_WHAT NEEDS TO BE DONE:_ Copy each line in the data that includes the word "nước".
+ + + + + + +
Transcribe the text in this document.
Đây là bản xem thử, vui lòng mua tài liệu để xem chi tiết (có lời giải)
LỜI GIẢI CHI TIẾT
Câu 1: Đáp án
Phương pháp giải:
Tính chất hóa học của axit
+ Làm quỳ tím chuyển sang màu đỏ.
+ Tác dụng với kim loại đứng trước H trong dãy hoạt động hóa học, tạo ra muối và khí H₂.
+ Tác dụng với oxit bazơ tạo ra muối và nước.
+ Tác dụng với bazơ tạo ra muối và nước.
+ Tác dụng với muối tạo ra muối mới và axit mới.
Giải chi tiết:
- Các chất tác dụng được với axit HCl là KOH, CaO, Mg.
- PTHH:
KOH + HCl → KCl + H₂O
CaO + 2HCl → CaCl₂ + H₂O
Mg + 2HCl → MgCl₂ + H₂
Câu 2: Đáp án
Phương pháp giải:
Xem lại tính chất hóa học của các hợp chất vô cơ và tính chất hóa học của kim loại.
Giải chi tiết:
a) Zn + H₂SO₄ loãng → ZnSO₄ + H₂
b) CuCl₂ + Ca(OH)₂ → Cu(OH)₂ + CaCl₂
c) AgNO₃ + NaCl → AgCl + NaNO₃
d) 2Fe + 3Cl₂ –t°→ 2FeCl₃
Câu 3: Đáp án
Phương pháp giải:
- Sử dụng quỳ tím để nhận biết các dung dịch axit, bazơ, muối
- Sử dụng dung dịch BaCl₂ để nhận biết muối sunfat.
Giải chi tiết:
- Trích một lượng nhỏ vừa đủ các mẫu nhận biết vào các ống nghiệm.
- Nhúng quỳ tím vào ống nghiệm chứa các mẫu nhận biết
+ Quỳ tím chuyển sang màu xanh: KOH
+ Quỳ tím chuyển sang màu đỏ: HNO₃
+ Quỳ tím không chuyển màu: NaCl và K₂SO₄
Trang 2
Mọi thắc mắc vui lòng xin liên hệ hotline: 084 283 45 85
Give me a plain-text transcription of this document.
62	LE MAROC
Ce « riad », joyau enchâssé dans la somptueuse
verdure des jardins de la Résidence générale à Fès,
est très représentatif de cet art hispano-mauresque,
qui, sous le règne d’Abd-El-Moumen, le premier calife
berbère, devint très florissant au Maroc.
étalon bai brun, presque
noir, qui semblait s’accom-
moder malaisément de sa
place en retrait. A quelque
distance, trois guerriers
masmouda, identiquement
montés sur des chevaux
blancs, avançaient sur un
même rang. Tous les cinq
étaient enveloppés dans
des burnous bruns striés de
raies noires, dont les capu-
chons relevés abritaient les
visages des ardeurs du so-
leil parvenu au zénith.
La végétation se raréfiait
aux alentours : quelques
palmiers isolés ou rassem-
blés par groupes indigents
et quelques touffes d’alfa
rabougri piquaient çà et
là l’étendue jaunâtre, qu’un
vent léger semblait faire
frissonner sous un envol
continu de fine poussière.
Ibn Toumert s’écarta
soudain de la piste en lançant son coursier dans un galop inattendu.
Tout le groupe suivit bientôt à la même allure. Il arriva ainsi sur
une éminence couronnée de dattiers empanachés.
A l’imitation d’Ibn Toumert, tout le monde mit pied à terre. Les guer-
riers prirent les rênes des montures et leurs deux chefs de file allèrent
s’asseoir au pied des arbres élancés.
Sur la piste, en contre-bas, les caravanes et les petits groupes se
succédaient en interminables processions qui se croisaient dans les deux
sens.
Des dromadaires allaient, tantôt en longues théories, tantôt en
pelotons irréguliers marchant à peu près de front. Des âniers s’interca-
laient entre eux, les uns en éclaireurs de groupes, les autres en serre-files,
+ + + + + + +
_CORRECT OUTPUT:_
+ Tác dụng với oxit bazơ tạo ra muối và nước.
+ Tác dụng với bazơ tạo ra muối và nước.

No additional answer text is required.